╭─ DATA IN THIS EXERCISE
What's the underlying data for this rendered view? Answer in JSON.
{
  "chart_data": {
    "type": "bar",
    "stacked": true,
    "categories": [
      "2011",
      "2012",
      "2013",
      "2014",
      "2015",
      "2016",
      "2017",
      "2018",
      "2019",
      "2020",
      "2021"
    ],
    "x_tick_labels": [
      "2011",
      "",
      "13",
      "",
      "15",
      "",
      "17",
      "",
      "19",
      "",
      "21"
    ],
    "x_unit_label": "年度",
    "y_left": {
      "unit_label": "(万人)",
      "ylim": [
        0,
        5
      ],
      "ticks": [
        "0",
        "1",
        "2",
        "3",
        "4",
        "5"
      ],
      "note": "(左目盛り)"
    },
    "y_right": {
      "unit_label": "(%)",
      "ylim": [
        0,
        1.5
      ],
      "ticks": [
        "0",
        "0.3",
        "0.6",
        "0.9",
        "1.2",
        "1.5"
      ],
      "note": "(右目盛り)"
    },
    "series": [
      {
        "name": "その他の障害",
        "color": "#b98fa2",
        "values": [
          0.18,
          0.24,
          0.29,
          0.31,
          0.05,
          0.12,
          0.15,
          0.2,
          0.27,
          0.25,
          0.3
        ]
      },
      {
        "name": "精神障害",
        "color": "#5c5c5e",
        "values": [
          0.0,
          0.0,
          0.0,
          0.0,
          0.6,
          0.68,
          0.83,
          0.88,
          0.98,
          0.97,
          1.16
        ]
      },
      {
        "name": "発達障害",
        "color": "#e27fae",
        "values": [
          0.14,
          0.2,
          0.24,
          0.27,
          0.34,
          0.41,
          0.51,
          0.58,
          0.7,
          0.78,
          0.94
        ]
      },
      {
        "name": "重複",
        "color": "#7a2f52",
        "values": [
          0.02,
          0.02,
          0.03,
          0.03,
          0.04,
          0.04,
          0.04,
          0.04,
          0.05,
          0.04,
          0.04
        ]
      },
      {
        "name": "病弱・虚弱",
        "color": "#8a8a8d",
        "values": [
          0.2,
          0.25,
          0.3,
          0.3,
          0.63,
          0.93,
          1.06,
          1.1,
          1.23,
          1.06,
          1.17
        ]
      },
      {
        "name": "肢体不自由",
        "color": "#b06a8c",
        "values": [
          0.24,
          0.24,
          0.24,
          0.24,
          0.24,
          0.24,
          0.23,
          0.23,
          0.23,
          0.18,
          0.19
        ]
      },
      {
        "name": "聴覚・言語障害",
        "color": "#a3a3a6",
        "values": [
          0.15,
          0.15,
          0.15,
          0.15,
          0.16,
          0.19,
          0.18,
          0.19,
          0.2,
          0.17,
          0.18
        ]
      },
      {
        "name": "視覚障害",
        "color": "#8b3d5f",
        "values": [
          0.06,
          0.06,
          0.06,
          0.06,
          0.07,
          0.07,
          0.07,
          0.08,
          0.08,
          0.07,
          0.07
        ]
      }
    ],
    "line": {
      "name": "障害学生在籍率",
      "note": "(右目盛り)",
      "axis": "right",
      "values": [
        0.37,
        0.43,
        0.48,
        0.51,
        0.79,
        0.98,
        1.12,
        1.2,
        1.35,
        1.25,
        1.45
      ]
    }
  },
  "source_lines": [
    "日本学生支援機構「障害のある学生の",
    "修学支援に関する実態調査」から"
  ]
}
╰─
Copy out the full material exactly as it appears.

▶ [RESULT]
What's the underlying data for this rendered view? Answer in JSON.
{
  "chart_data": {
    "type": "bar",
    "stacked": true,
    "categories": [
      "2011",
      "2012",
      "2013",
      "2014",
      "2015",
      "2016",
      "2017",
      "2018",
      "2019",
      "2020",
      "2021"
    ],
    "x_tick_labels": [
      "2011",
      "",
      "13",
      "",
      "15",
      "",
      "17",
      "",
      "19",
      "",
      "21"
    ],
    "x_unit_label": "年度",
    "y_left": {
      "unit_label": "(万人)",
      "ylim": [
        0,
        5
      ],
      "ticks": [
        "0",
        "1",
        "2",
        "3",
        "4",
        "5"
      ],
      "note": "(左目盛り)"
    },
    "y_right": {
      "unit_label": "(%)",
      "ylim": [
        0,
        1.5
      ],
      "ticks": [
        "0",
        "0.3",
        "0.6",
        "0.9",
        "1.2",
        "1.5"
      ],
      "note": "(右目盛り)"
    },
    "series": [
      {
        "name": "その他の障害",
        "color": "#b98fa2",
        "values": [
          0.18,
          0.24,
          0.29,
          0.31,
          0.05,
          0.12,
          0.15,
          0.2,
          0.27,
          0.25,
          0.3
        ]
      },
      {
        "name": "精神障害",
        "color": "#5c5c5e",
        "values": [
          0.0,
          0.0,
          0.0,
          0.0,
          0.6,
          0.68,
          0.83,
          0.88,
          0.98,
          0.97,
          1.16
        ]
      },
      {
        "name": "発達障害",
        "color": "#e27fae",
        "values": [
          0.14,
          0.2,
          0.24,
          0.27,
          0.34,
          0.41,
          0.51,
          0.58,
          0.7,
          0.78,
          0.94
        ]
      },
      {
        "name": "重複",
        "color": "#7a2f52",
        "values": [
          0.02,
          0.02,
          0.03,
          0.03,
          0.04,
          0.04,
          0.04,
          0.04,
          0.05,
          0.04,
          0.04
        ]
      },
      {
        "name": "病弱・虚弱",
        "color": "#8a8a8d",
        "values": [
          0.2,
          0.25,
          0.3,
          0.3,
          0.63,
          0.93,
          1.06,
          1.1,
          1.23,
          1.06,
          1.17
        ]
      },
      {
        "name": "肢体不自由",
        "color": "#b06a8c",
        "values": [
          0.24,
          0.24,
          0.24,
          0.24,
          0.24,
          0.24,
          0.23,
          0.23,
          0.23,
          0.18,
          0.19
        ]
      },
      {
        "name": "聴覚・言語障害",
        "color": "#a3a3a6",
        "values": [
          0.15,
          0.15,
          0.15,
          0.15,
          0.16,
          0.19,
          0.18,
          0.19,
          0.2,
          0.17,
          0.18
        ]
      },
      {
        "name": "視覚障害",
        "color": "#8b3d5f",
        "values": [
          0.06,
          0.06,
          0.06,
          0.06,
          0.07,
          0.07,
          0.07,
          0.08,
          0.08,
          0.07,
          0.07
        ]
      }
    ],
    "line": {
      "name": "障害学生在籍率",
      "note": "(右目盛り)",
      "axis": "right",
      "values": [
        0.37,
        0.43,
        0.48,
        0.51,
        0.79,
        0.98,
        1.12,
        1.2,
        1.35,
        1.25,
        1.45
      ]
    }
  },
  "source_lines": [
    "日本学生支援機構「障害のある学生の",
    "修学支援に関する実態調査」から"
  ]
}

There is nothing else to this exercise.